───── Data extract ─────

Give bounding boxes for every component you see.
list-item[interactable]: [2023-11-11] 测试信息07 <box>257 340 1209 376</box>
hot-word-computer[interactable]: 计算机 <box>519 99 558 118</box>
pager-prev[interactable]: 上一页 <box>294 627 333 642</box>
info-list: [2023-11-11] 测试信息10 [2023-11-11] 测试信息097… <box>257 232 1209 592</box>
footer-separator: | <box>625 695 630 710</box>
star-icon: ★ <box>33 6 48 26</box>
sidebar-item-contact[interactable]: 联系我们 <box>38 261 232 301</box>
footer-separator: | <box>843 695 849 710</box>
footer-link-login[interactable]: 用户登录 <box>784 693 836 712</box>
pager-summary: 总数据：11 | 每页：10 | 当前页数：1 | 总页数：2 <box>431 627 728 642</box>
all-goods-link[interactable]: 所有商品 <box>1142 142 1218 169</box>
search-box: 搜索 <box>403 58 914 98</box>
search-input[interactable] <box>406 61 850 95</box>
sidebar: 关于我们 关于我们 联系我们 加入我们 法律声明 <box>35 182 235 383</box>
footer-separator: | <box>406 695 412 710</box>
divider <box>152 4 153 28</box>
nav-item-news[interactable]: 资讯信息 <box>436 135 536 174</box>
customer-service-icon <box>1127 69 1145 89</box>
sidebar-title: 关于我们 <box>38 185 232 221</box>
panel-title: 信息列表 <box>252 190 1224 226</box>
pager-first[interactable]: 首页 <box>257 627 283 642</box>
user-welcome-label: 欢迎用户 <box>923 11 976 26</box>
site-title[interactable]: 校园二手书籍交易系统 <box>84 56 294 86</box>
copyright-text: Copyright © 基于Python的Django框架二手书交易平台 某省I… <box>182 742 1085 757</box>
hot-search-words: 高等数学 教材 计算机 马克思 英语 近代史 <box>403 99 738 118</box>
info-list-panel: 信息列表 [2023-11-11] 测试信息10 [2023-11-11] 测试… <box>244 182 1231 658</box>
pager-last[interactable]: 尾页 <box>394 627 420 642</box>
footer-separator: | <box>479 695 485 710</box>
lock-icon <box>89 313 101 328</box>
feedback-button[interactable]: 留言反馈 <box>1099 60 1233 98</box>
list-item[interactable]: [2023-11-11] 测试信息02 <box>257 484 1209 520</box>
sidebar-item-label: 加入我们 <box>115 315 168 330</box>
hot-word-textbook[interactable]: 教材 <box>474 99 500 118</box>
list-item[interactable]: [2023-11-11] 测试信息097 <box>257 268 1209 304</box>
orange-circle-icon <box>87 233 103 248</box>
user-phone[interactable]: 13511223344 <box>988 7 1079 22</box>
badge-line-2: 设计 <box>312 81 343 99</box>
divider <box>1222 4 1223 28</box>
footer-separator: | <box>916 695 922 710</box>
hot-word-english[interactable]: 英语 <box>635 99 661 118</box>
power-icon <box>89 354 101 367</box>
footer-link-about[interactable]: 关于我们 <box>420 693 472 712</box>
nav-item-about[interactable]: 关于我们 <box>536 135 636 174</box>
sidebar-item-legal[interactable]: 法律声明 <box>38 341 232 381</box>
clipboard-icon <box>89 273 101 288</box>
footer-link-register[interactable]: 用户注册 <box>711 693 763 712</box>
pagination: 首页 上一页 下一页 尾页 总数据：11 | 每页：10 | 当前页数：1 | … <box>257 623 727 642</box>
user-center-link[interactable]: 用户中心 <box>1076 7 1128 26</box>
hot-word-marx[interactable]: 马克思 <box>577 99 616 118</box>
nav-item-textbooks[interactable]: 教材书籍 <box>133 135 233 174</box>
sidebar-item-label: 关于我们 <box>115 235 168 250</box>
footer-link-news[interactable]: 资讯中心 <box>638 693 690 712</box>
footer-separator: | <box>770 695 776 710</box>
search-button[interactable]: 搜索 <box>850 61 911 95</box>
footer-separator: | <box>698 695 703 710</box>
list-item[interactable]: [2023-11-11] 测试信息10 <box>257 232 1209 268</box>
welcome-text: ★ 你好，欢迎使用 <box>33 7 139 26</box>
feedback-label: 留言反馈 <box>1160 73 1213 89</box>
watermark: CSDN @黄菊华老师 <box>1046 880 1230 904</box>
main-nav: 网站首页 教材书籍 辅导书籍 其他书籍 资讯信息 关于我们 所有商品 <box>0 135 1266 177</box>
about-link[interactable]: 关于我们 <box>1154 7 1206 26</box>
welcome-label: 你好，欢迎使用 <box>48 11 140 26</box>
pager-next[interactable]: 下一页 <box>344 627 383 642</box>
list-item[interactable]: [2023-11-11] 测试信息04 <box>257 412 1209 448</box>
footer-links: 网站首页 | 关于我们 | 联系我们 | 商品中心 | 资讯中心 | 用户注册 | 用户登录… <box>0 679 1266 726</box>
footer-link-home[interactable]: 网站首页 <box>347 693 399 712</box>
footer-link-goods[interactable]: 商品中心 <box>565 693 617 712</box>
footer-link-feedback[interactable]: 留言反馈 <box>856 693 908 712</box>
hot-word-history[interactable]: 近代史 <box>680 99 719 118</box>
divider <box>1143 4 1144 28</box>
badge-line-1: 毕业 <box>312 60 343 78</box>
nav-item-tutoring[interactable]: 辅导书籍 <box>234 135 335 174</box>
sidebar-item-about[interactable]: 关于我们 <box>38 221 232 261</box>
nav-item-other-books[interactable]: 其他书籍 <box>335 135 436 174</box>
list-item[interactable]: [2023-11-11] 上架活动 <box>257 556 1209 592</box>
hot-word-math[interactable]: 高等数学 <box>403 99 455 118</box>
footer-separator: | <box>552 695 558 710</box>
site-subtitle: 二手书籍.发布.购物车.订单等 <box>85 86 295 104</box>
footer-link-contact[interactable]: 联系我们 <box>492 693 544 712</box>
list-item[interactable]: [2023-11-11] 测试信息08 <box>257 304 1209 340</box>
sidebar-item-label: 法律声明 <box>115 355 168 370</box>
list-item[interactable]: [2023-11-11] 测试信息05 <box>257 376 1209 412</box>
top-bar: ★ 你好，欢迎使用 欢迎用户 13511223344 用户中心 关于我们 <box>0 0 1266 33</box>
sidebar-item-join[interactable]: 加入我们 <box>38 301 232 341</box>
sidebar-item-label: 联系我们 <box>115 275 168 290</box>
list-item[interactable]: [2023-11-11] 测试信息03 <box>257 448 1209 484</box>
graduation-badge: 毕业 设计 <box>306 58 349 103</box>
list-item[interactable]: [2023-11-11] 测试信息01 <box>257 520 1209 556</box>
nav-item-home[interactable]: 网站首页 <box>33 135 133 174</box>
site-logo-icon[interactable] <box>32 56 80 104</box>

─────

Reproduce all of the data above verbatim, line by line.

* [The answer]:
Give bounding boxes for every component you see.
list-item[interactable]: [2023-11-11] 测试信息07 <box>257 340 1209 376</box>
hot-word-computer[interactable]: 计算机 <box>519 99 558 118</box>
pager-prev[interactable]: 上一页 <box>294 627 333 642</box>
info-list: [2023-11-11] 测试信息10 [2023-11-11] 测试信息097… <box>257 232 1209 592</box>
footer-separator: | <box>625 695 630 710</box>
star-icon: ★ <box>33 6 48 26</box>
sidebar-item-contact[interactable]: 联系我们 <box>38 261 232 301</box>
footer-separator: | <box>843 695 849 710</box>
footer-link-login[interactable]: 用户登录 <box>784 693 836 712</box>
pager-summary: 总数据：11 | 每页：10 | 当前页数：1 | 总页数：2 <box>431 627 728 642</box>
all-goods-link[interactable]: 所有商品 <box>1142 142 1218 169</box>
search-box: 搜索 <box>403 58 914 98</box>
search-input[interactable] <box>406 61 850 95</box>
sidebar: 关于我们 关于我们 联系我们 加入我们 法律声明 <box>35 182 235 383</box>
footer-separator: | <box>406 695 412 710</box>
divider <box>152 4 153 28</box>
nav-item-news[interactable]: 资讯信息 <box>436 135 536 174</box>
customer-service-icon <box>1127 69 1145 89</box>
sidebar-title: 关于我们 <box>38 185 232 221</box>
panel-title: 信息列表 <box>252 190 1224 226</box>
pager-first[interactable]: 首页 <box>257 627 283 642</box>
user-welcome-label: 欢迎用户 <box>923 11 976 26</box>
site-title[interactable]: 校园二手书籍交易系统 <box>84 56 294 86</box>
copyright-text: Copyright © 基于Python的Django框架二手书交易平台 某省I… <box>182 742 1085 757</box>
hot-search-words: 高等数学 教材 计算机 马克思 英语 近代史 <box>403 99 738 118</box>
info-list-panel: 信息列表 [2023-11-11] 测试信息10 [2023-11-11] 测试… <box>244 182 1231 658</box>
pager-last[interactable]: 尾页 <box>394 627 420 642</box>
footer-separator: | <box>479 695 485 710</box>
lock-icon <box>89 313 101 328</box>
feedback-button[interactable]: 留言反馈 <box>1099 60 1233 98</box>
list-item[interactable]: [2023-11-11] 测试信息02 <box>257 484 1209 520</box>
sidebar-item-label: 加入我们 <box>115 315 168 330</box>
hot-word-textbook[interactable]: 教材 <box>474 99 500 118</box>
list-item[interactable]: [2023-11-11] 测试信息097 <box>257 268 1209 304</box>
orange-circle-icon <box>87 233 103 248</box>
user-phone[interactable]: 13511223344 <box>988 7 1079 22</box>
badge-line-2: 设计 <box>312 81 343 99</box>
divider <box>1222 4 1223 28</box>
footer-separator: | <box>916 695 922 710</box>
hot-word-english[interactable]: 英语 <box>635 99 661 118</box>
power-icon <box>89 354 101 367</box>
footer-link-about[interactable]: 关于我们 <box>420 693 472 712</box>
nav-item-about[interactable]: 关于我们 <box>536 135 636 174</box>
sidebar-item-legal[interactable]: 法律声明 <box>38 341 232 381</box>
clipboard-icon <box>89 273 101 288</box>
footer-link-register[interactable]: 用户注册 <box>711 693 763 712</box>
pagination: 首页 上一页 下一页 尾页 总数据：11 | 每页：10 | 当前页数：1 | … <box>257 623 727 642</box>
user-center-link[interactable]: 用户中心 <box>1076 7 1128 26</box>
hot-word-marx[interactable]: 马克思 <box>577 99 616 118</box>
nav-item-textbooks[interactable]: 教材书籍 <box>133 135 233 174</box>
sidebar-item-label: 关于我们 <box>115 235 168 250</box>
footer-link-news[interactable]: 资讯中心 <box>638 693 690 712</box>
footer-separator: | <box>770 695 776 710</box>
search-button[interactable]: 搜索 <box>850 61 911 95</box>
footer-separator: | <box>698 695 703 710</box>
list-item[interactable]: [2023-11-11] 测试信息10 <box>257 232 1209 268</box>
welcome-text: ★ 你好，欢迎使用 <box>33 7 139 26</box>
feedback-label: 留言反馈 <box>1160 73 1213 89</box>
watermark: CSDN @黄菊华老师 <box>1046 880 1230 904</box>
main-nav: 网站首页 教材书籍 辅导书籍 其他书籍 资讯信息 关于我们 所有商品 <box>0 135 1266 177</box>
about-link[interactable]: 关于我们 <box>1154 7 1206 26</box>
welcome-label: 你好，欢迎使用 <box>48 11 140 26</box>
pager-next[interactable]: 下一页 <box>344 627 383 642</box>
list-item[interactable]: [2023-11-11] 测试信息04 <box>257 412 1209 448</box>
footer-links: 网站首页 | 关于我们 | 联系我们 | 商品中心 | 资讯中心 | 用户注册 | 用户登录… <box>0 679 1266 726</box>
footer-link-home[interactable]: 网站首页 <box>347 693 399 712</box>
footer-link-goods[interactable]: 商品中心 <box>565 693 617 712</box>
footer-link-feedback[interactable]: 留言反馈 <box>856 693 908 712</box>
hot-word-history[interactable]: 近代史 <box>680 99 719 118</box>
divider <box>1143 4 1144 28</box>
badge-line-1: 毕业 <box>312 60 343 78</box>
nav-item-tutoring[interactable]: 辅导书籍 <box>234 135 335 174</box>
sidebar-item-about[interactable]: 关于我们 <box>38 221 232 261</box>
nav-item-other-books[interactable]: 其他书籍 <box>335 135 436 174</box>
list-item[interactable]: [2023-11-11] 上架活动 <box>257 556 1209 592</box>
hot-word-math[interactable]: 高等数学 <box>403 99 455 118</box>
footer-separator: | <box>552 695 558 710</box>
site-subtitle: 二手书籍.发布.购物车.订单等 <box>85 86 295 104</box>
footer-link-contact[interactable]: 联系我们 <box>492 693 544 712</box>
list-item[interactable]: [2023-11-11] 测试信息08 <box>257 304 1209 340</box>
sidebar-item-label: 法律声明 <box>115 355 168 370</box>
list-item[interactable]: [2023-11-11] 测试信息05 <box>257 376 1209 412</box>
top-bar: ★ 你好，欢迎使用 欢迎用户 13511223344 用户中心 关于我们 <box>0 0 1266 33</box>
sidebar-item-join[interactable]: 加入我们 <box>38 301 232 341</box>
sidebar-item-label: 联系我们 <box>115 275 168 290</box>
list-item[interactable]: [2023-11-11] 测试信息03 <box>257 448 1209 484</box>
graduation-badge: 毕业 设计 <box>306 58 349 103</box>
list-item[interactable]: [2023-11-11] 测试信息01 <box>257 520 1209 556</box>
nav-item-home[interactable]: 网站首页 <box>33 135 133 174</box>
site-logo-icon[interactable] <box>32 56 80 104</box>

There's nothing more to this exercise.